● **What is required**
Copy out every line of the records below word for word, leaving out the pictures.

● **Given data**
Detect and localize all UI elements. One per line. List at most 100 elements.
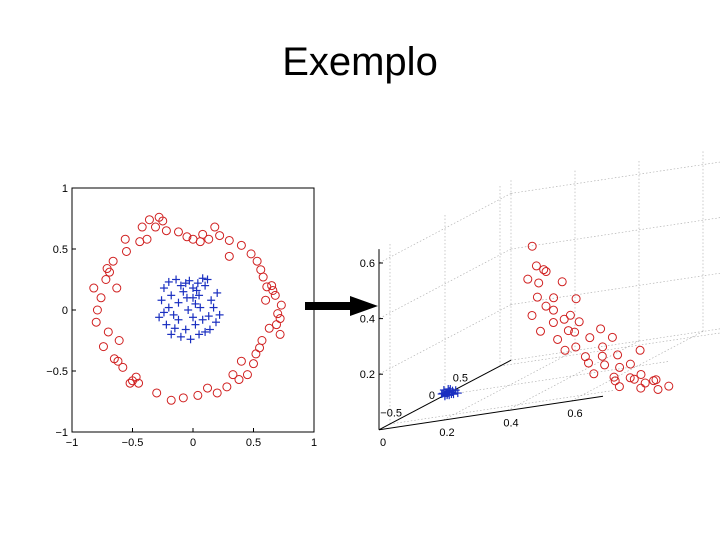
axis-line xyxy=(378,395,604,431)
inner-point xyxy=(155,313,164,322)
outer-point xyxy=(203,383,213,393)
outer-point-3d xyxy=(563,326,573,336)
grid-line xyxy=(442,350,576,421)
inner-point xyxy=(167,291,176,300)
y-tick-label: 0 xyxy=(429,390,435,402)
outer-point xyxy=(182,232,192,242)
outer-point-3d xyxy=(600,360,610,370)
outer-point-3d xyxy=(527,241,537,251)
outer-point-3d xyxy=(534,278,544,288)
outer-point xyxy=(112,283,122,293)
y-tick-label: 0.5 xyxy=(53,244,68,256)
outer-point-3d xyxy=(635,345,645,355)
inner-point xyxy=(215,310,224,319)
outer-point xyxy=(252,256,262,266)
outer-point-3d xyxy=(531,261,541,271)
x-tick-label: 0.4 xyxy=(503,418,518,430)
outer-point xyxy=(101,275,111,284)
outer-point xyxy=(114,336,124,345)
inner-point xyxy=(211,318,220,327)
outer-point-3d xyxy=(541,301,551,311)
outer-point-3d xyxy=(640,378,650,388)
outer-point xyxy=(270,290,280,300)
inner-point xyxy=(207,296,216,305)
outer-point-3d xyxy=(607,332,617,342)
x-tick-label: 1 xyxy=(311,437,317,449)
outer-point xyxy=(178,393,188,403)
grid-line xyxy=(389,390,615,425)
inner-point-3d xyxy=(448,387,457,396)
y-tick-label: −1 xyxy=(55,427,68,439)
outer-point xyxy=(91,317,101,327)
y-tick-label: 1 xyxy=(62,183,68,195)
inner-point xyxy=(201,327,210,336)
outer-point-3d xyxy=(625,359,635,369)
slide-title: Exemplo xyxy=(282,40,438,84)
x-tick-label: 0.6 xyxy=(567,408,582,420)
z-tick-label: 0.2 xyxy=(360,369,375,381)
outer-point-3d xyxy=(571,294,581,304)
outer-point-3d xyxy=(527,310,537,320)
inner-point xyxy=(176,281,185,290)
outer-point-3d xyxy=(625,373,635,383)
grid-line xyxy=(570,331,704,402)
outer-point xyxy=(234,375,244,385)
inner-point xyxy=(164,303,173,312)
outer-point-3d xyxy=(597,351,607,361)
outer-point-3d xyxy=(565,310,575,320)
outer-point-3d xyxy=(584,358,593,368)
outer-point xyxy=(228,370,238,380)
inner-point xyxy=(157,296,166,305)
inner-point xyxy=(191,299,200,308)
outer-point xyxy=(275,329,285,339)
outer-point-3d xyxy=(559,314,569,324)
outer-point xyxy=(275,314,285,324)
outer-point xyxy=(161,226,171,236)
outer-point xyxy=(236,240,246,250)
inner-point xyxy=(198,315,207,324)
outer-point xyxy=(224,251,234,261)
outer-point xyxy=(261,295,271,305)
outer-point-3d xyxy=(541,267,551,277)
inner-point xyxy=(174,298,183,307)
outer-point xyxy=(242,370,252,380)
outer-point xyxy=(273,309,283,319)
outer-point xyxy=(258,272,268,282)
outer-point-3d xyxy=(598,342,608,352)
grid-line xyxy=(510,161,720,194)
outer-point xyxy=(125,378,135,388)
inner-point xyxy=(162,320,171,329)
outer-point xyxy=(262,282,272,292)
outer-point xyxy=(154,212,164,222)
grid-line xyxy=(378,193,512,264)
outer-point-3d xyxy=(548,318,558,328)
outer-point xyxy=(89,283,99,293)
inner-point xyxy=(179,287,188,296)
outer-point xyxy=(193,390,203,400)
scatter-2d: −1 −0.5 0 0.5 1 1 0.5 0 −0.5 −1 xyxy=(46,183,317,449)
outer-point-3d xyxy=(585,333,595,343)
outer-point xyxy=(103,327,113,337)
outer-point-3d xyxy=(570,327,580,337)
outer-point xyxy=(118,362,128,372)
outer-point xyxy=(109,354,119,364)
grid-line xyxy=(510,217,720,250)
x-tick-label: −1 xyxy=(66,437,79,449)
z-tick-label: 0.4 xyxy=(360,314,375,326)
outer-point xyxy=(188,234,198,244)
y-tick-label: −0.5 xyxy=(380,407,402,419)
x-tick-label: 0.2 xyxy=(439,427,454,439)
outer-point-3d xyxy=(557,277,567,287)
y-tick-label: −0.5 xyxy=(46,366,68,378)
inner-point xyxy=(176,332,185,341)
arrow-icon xyxy=(305,296,378,316)
inner-point xyxy=(191,320,200,329)
inner-point xyxy=(198,274,207,283)
outer-point xyxy=(108,256,118,266)
outer-point xyxy=(264,323,274,333)
outer-point-3d xyxy=(653,384,663,394)
outer-point xyxy=(224,235,234,245)
outer-point-3d xyxy=(664,381,674,391)
z-tick-label: 0.6 xyxy=(360,258,375,270)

● **Task answer**
Detect and localize all UI elements. One per line. List at most 100 elements.
axis-line xyxy=(378,395,604,431)
inner-point xyxy=(155,313,164,322)
outer-point xyxy=(203,383,213,393)
outer-point-3d xyxy=(563,326,573,336)
grid-line xyxy=(442,350,576,421)
inner-point xyxy=(167,291,176,300)
y-tick-label: 0 xyxy=(429,390,435,402)
outer-point xyxy=(182,232,192,242)
outer-point-3d xyxy=(600,360,610,370)
outer-point-3d xyxy=(527,241,537,251)
outer-point-3d xyxy=(534,278,544,288)
outer-point xyxy=(112,283,122,293)
y-tick-label: 0.5 xyxy=(53,244,68,256)
outer-point-3d xyxy=(635,345,645,355)
inner-point xyxy=(215,310,224,319)
outer-point xyxy=(252,256,262,266)
outer-point-3d xyxy=(531,261,541,271)
x-tick-label: 0.4 xyxy=(503,418,518,430)
outer-point xyxy=(101,275,111,284)
outer-point xyxy=(114,336,124,345)
inner-point xyxy=(211,318,220,327)
outer-point-3d xyxy=(541,301,551,311)
outer-point-3d xyxy=(640,378,650,388)
outer-point xyxy=(270,290,280,300)
inner-point xyxy=(207,296,216,305)
outer-point-3d xyxy=(607,332,617,342)
x-tick-label: 1 xyxy=(311,437,317,449)
outer-point xyxy=(178,393,188,403)
grid-line xyxy=(389,390,615,425)
inner-point-3d xyxy=(448,387,457,396)
y-tick-label: −1 xyxy=(55,427,68,439)
outer-point xyxy=(91,317,101,327)
y-tick-label: 1 xyxy=(62,183,68,195)
inner-point xyxy=(201,327,210,336)
outer-point-3d xyxy=(625,359,635,369)
slide-title: Exemplo xyxy=(282,40,438,84)
x-tick-label: 0.6 xyxy=(567,408,582,420)
z-tick-label: 0.2 xyxy=(360,369,375,381)
outer-point-3d xyxy=(571,294,581,304)
outer-point-3d xyxy=(527,310,537,320)
inner-point xyxy=(176,281,185,290)
outer-point-3d xyxy=(625,373,635,383)
grid-line xyxy=(570,331,704,402)
outer-point xyxy=(234,375,244,385)
inner-point xyxy=(164,303,173,312)
outer-point-3d xyxy=(597,351,607,361)
outer-point-3d xyxy=(565,310,575,320)
outer-point-3d xyxy=(584,358,593,368)
outer-point xyxy=(228,370,238,380)
inner-point xyxy=(157,296,166,305)
inner-point xyxy=(191,299,200,308)
outer-point xyxy=(275,329,285,339)
outer-point-3d xyxy=(559,314,569,324)
outer-point xyxy=(275,314,285,324)
outer-point xyxy=(161,226,171,236)
outer-point xyxy=(236,240,246,250)
inner-point xyxy=(198,315,207,324)
outer-point xyxy=(224,251,234,261)
outer-point xyxy=(261,295,271,305)
outer-point-3d xyxy=(541,267,551,277)
inner-point xyxy=(174,298,183,307)
outer-point xyxy=(242,370,252,380)
outer-point xyxy=(273,309,283,319)
outer-point xyxy=(258,272,268,282)
outer-point-3d xyxy=(598,342,608,352)
grid-line xyxy=(510,161,720,194)
outer-point xyxy=(125,378,135,388)
inner-point xyxy=(162,320,171,329)
outer-point xyxy=(262,282,272,292)
outer-point xyxy=(154,212,164,222)
grid-line xyxy=(378,193,512,264)
outer-point-3d xyxy=(548,318,558,328)
outer-point xyxy=(89,283,99,293)
inner-point xyxy=(179,287,188,296)
outer-point xyxy=(193,390,203,400)
scatter-2d: −1 −0.5 0 0.5 1 1 0.5 0 −0.5 −1 xyxy=(46,183,317,449)
outer-point-3d xyxy=(585,333,595,343)
outer-point xyxy=(103,327,113,337)
outer-point-3d xyxy=(570,327,580,337)
outer-point xyxy=(118,362,128,372)
outer-point xyxy=(109,354,119,364)
grid-line xyxy=(510,217,720,250)
x-tick-label: −1 xyxy=(66,437,79,449)
z-tick-label: 0.4 xyxy=(360,314,375,326)
outer-point xyxy=(188,234,198,244)
y-tick-label: −0.5 xyxy=(380,407,402,419)
x-tick-label: 0.2 xyxy=(439,427,454,439)
outer-point-3d xyxy=(557,277,567,287)
y-tick-label: −0.5 xyxy=(46,366,68,378)
inner-point xyxy=(176,332,185,341)
arrow-icon xyxy=(305,296,378,316)
inner-point xyxy=(191,320,200,329)
inner-point xyxy=(198,274,207,283)
outer-point xyxy=(108,256,118,266)
outer-point xyxy=(264,323,274,333)
outer-point-3d xyxy=(653,384,663,394)
outer-point xyxy=(224,235,234,245)
outer-point-3d xyxy=(664,381,674,391)
z-tick-label: 0.6 xyxy=(360,258,375,270)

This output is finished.